Problem: Rewrite the records below, changing every "legend-label" to "legend-text" and leaving all other text as it is. Leave the pictures out of your answer.
* start Record list *
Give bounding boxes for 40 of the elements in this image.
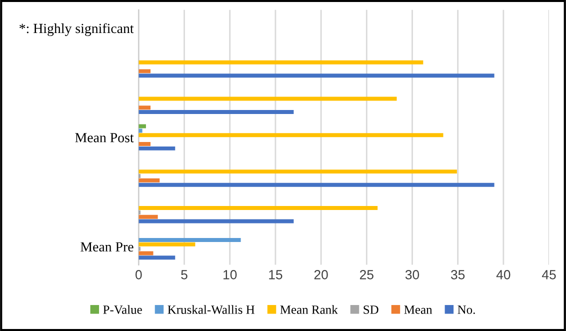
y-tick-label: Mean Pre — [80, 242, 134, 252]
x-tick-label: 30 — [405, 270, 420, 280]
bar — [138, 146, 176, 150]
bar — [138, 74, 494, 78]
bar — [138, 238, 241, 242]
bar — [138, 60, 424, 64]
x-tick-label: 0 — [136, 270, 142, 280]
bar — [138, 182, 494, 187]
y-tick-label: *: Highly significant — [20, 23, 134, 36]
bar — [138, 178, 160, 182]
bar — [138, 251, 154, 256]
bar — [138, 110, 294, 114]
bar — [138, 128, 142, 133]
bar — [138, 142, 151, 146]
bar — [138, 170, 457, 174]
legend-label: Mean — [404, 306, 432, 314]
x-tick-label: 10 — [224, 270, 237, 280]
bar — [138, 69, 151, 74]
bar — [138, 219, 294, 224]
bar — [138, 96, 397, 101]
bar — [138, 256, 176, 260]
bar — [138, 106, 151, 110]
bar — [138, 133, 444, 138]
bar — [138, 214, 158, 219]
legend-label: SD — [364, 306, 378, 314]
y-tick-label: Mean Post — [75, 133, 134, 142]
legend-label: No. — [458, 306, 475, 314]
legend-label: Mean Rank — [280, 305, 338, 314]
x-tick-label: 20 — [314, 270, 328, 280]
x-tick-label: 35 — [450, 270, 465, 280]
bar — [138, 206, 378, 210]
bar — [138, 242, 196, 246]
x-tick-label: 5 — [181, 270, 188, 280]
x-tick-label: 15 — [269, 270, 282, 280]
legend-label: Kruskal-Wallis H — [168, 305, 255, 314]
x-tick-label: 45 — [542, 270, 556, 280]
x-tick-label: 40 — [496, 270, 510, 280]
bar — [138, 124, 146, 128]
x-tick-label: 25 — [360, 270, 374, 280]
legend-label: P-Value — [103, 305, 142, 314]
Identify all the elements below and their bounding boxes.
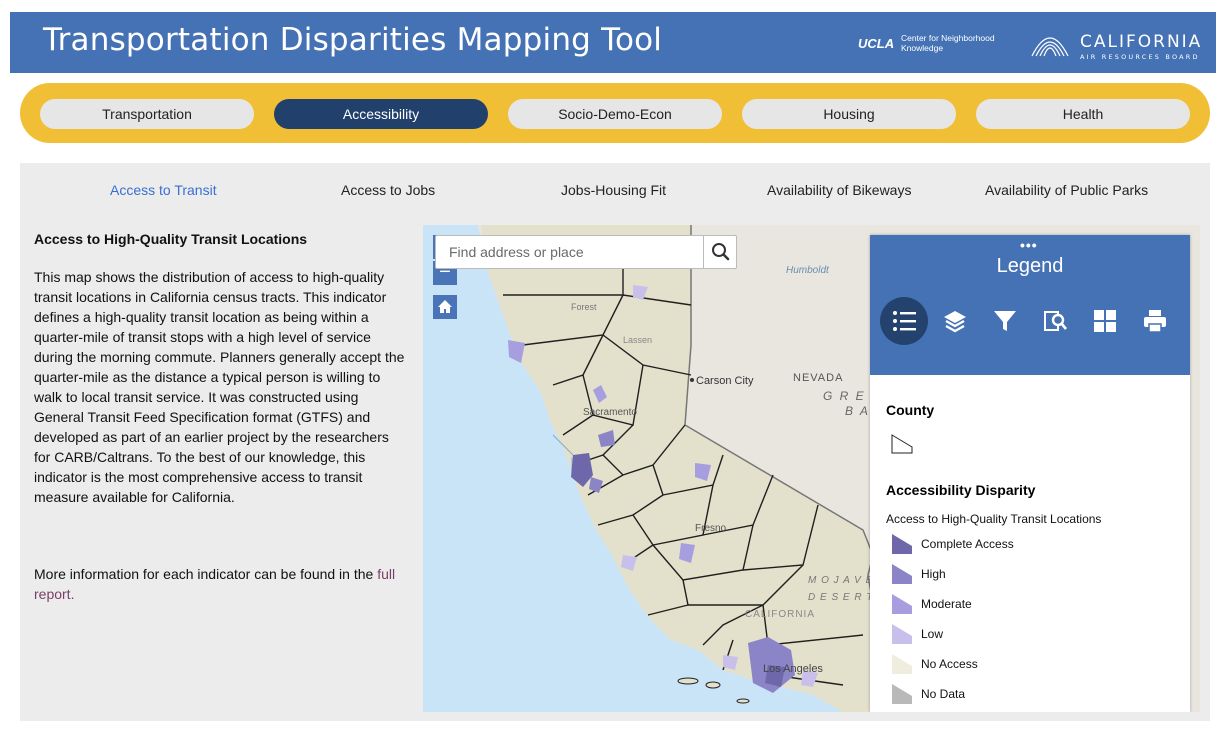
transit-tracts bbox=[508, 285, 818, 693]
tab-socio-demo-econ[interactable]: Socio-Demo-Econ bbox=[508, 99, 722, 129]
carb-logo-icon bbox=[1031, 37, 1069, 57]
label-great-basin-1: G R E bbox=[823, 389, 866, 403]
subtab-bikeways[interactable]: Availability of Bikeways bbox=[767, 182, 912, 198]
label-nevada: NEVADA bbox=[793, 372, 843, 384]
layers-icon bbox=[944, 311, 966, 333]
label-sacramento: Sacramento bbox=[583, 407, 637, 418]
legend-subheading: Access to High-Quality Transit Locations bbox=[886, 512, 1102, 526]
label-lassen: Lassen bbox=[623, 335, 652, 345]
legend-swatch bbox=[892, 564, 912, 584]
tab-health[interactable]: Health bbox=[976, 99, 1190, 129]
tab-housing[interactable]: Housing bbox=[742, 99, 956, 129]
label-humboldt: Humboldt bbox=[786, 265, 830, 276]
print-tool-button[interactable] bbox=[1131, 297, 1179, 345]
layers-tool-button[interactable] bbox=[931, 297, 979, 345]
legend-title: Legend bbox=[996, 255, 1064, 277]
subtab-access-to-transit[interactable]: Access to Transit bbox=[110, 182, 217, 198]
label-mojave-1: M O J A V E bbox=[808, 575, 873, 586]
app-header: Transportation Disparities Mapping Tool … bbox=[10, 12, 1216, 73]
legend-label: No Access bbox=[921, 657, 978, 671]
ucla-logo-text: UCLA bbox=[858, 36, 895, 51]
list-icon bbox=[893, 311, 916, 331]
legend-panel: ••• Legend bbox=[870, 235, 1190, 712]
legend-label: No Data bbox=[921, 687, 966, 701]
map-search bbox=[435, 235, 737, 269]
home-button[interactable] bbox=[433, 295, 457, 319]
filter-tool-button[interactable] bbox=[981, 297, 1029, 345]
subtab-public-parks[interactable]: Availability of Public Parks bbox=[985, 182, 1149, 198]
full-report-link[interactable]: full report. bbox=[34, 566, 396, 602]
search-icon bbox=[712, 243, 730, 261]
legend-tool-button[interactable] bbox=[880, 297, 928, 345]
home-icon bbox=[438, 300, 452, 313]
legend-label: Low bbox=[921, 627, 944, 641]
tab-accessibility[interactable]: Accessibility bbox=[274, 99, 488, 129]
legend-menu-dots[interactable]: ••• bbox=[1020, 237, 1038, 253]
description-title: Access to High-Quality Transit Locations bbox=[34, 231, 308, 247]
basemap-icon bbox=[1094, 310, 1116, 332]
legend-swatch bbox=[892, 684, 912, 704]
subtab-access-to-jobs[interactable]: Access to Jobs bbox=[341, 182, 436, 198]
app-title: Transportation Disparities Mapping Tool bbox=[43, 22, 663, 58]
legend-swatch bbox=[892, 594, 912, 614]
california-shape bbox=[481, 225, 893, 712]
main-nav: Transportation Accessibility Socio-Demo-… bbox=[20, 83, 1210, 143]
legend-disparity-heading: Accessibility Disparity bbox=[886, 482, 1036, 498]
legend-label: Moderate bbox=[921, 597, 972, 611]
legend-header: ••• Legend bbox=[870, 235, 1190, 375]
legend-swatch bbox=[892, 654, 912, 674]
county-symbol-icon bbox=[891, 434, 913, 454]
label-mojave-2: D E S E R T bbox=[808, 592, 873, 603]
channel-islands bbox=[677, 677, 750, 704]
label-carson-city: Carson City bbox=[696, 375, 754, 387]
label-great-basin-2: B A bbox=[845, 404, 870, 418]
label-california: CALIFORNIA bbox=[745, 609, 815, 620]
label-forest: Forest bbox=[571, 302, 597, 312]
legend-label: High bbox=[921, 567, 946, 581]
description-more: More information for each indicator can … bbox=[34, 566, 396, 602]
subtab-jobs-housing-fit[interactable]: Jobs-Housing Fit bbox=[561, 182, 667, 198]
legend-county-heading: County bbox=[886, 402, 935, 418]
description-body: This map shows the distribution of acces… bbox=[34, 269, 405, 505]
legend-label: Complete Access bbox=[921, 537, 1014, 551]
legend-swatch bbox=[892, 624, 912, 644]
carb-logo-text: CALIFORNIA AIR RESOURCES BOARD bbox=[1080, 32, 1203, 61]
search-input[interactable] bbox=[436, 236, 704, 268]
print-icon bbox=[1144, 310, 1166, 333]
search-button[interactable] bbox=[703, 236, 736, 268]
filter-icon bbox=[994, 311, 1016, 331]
* end Record list *
Task output:
Give bounding boxes for 40 of the elements in this image.
y-tick-label: Mean Pre — [80, 242, 134, 252]
x-tick-label: 30 — [405, 270, 420, 280]
bar — [138, 146, 176, 150]
bar — [138, 74, 494, 78]
bar — [138, 238, 241, 242]
bar — [138, 60, 424, 64]
x-tick-label: 0 — [136, 270, 142, 280]
bar — [138, 182, 494, 187]
y-tick-label: *: Highly significant — [20, 23, 134, 36]
bar — [138, 178, 160, 182]
bar — [138, 251, 154, 256]
bar — [138, 110, 294, 114]
bar — [138, 128, 142, 133]
bar — [138, 142, 151, 146]
bar — [138, 170, 457, 174]
legend-text: Mean — [404, 306, 432, 314]
x-tick-label: 10 — [224, 270, 237, 280]
bar — [138, 69, 151, 74]
bar — [138, 219, 294, 224]
bar — [138, 96, 397, 101]
bar — [138, 256, 176, 260]
bar — [138, 106, 151, 110]
bar — [138, 133, 444, 138]
bar — [138, 214, 158, 219]
legend-text: SD — [364, 306, 378, 314]
y-tick-label: Mean Post — [75, 133, 134, 142]
legend-text: No. — [458, 306, 475, 314]
legend-text: Mean Rank — [280, 305, 338, 314]
x-tick-label: 20 — [314, 270, 328, 280]
x-tick-label: 35 — [450, 270, 465, 280]
bar — [138, 206, 378, 210]
bar — [138, 242, 196, 246]
x-tick-label: 5 — [181, 270, 188, 280]
x-tick-label: 15 — [269, 270, 282, 280]
legend-text: Kruskal-Wallis H — [168, 305, 255, 314]
x-tick-label: 45 — [542, 270, 556, 280]
x-tick-label: 40 — [496, 270, 510, 280]
bar — [138, 124, 146, 128]
x-tick-label: 25 — [360, 270, 374, 280]
legend-text: P-Value — [103, 305, 142, 314]
Identify all the elements below and their bounding boxes.
transit-tracts bbox=[508, 285, 818, 693]
tab-socio-demo-econ[interactable]: Socio-Demo-Econ bbox=[508, 99, 722, 129]
carb-logo-icon bbox=[1031, 37, 1069, 57]
label-great-basin-1: G R E bbox=[823, 389, 866, 403]
subtab-bikeways[interactable]: Availability of Bikeways bbox=[767, 182, 912, 198]
label-nevada: NEVADA bbox=[793, 372, 843, 384]
layers-icon bbox=[944, 311, 966, 333]
label-sacramento: Sacramento bbox=[583, 407, 637, 418]
legend-subheading: Access to High-Quality Transit Locations bbox=[886, 512, 1102, 526]
label-lassen: Lassen bbox=[623, 335, 652, 345]
legend-swatch bbox=[892, 564, 912, 584]
tab-health[interactable]: Health bbox=[976, 99, 1190, 129]
tab-housing[interactable]: Housing bbox=[742, 99, 956, 129]
label-humboldt: Humboldt bbox=[786, 265, 830, 276]
print-tool-button[interactable] bbox=[1131, 297, 1179, 345]
layers-tool-button[interactable] bbox=[931, 297, 979, 345]
legend-title: Legend bbox=[996, 255, 1064, 277]
subtab-access-to-transit[interactable]: Access to Transit bbox=[110, 182, 217, 198]
label-mojave-1: M O J A V E bbox=[808, 575, 873, 586]
app-header: Transportation Disparities Mapping Tool … bbox=[10, 12, 1216, 73]
legend-text: No Access bbox=[921, 657, 978, 671]
ucla-logo-text: UCLA bbox=[858, 36, 895, 51]
list-icon bbox=[893, 311, 916, 331]
legend-panel: ••• Legend bbox=[870, 235, 1190, 712]
legend-text: No Data bbox=[921, 687, 966, 701]
map-search bbox=[435, 235, 737, 269]
home-button[interactable] bbox=[433, 295, 457, 319]
filter-tool-button[interactable] bbox=[981, 297, 1029, 345]
subtab-public-parks[interactable]: Availability of Public Parks bbox=[985, 182, 1149, 198]
full-report-link[interactable]: full report. bbox=[34, 566, 396, 602]
search-icon bbox=[712, 243, 730, 261]
legend-tool-button[interactable] bbox=[880, 297, 928, 345]
home-icon bbox=[438, 300, 452, 313]
legend-text: Low bbox=[921, 627, 944, 641]
tab-accessibility[interactable]: Accessibility bbox=[274, 99, 488, 129]
legend-menu-dots[interactable]: ••• bbox=[1020, 237, 1038, 253]
description-title: Access to High-Quality Transit Locations bbox=[34, 231, 308, 247]
basemap-icon bbox=[1094, 310, 1116, 332]
legend-swatch bbox=[892, 684, 912, 704]
subtab-access-to-jobs[interactable]: Access to Jobs bbox=[341, 182, 436, 198]
app-title: Transportation Disparities Mapping Tool bbox=[43, 22, 663, 58]
legend-swatch bbox=[892, 594, 912, 614]
california-shape bbox=[481, 225, 893, 712]
main-nav: Transportation Accessibility Socio-Demo-… bbox=[20, 83, 1210, 143]
legend-disparity-heading: Accessibility Disparity bbox=[886, 482, 1036, 498]
legend-text: Moderate bbox=[921, 597, 972, 611]
legend-header: ••• Legend bbox=[870, 235, 1190, 375]
legend-swatch bbox=[892, 654, 912, 674]
county-symbol-icon bbox=[891, 434, 913, 454]
label-mojave-2: D E S E R T bbox=[808, 592, 873, 603]
channel-islands bbox=[677, 677, 750, 704]
label-carson-city: Carson City bbox=[696, 375, 754, 387]
label-great-basin-2: B A bbox=[845, 404, 870, 418]
label-california: CALIFORNIA bbox=[745, 609, 815, 620]
label-forest: Forest bbox=[571, 302, 597, 312]
legend-text: High bbox=[921, 567, 946, 581]
description-more: More information for each indicator can … bbox=[34, 566, 396, 602]
subtab-jobs-housing-fit[interactable]: Jobs-Housing Fit bbox=[561, 182, 667, 198]
legend-county-heading: County bbox=[886, 402, 935, 418]
description-body: This map shows the distribution of acces… bbox=[34, 269, 405, 505]
legend-text: Complete Access bbox=[921, 537, 1014, 551]
legend-swatch bbox=[892, 624, 912, 644]
carb-logo-text: CALIFORNIA AIR RESOURCES BOARD bbox=[1080, 32, 1203, 61]
search-input[interactable] bbox=[436, 236, 704, 268]
print-icon bbox=[1144, 310, 1166, 333]
search-button[interactable] bbox=[703, 236, 736, 268]
filter-icon bbox=[994, 311, 1016, 331]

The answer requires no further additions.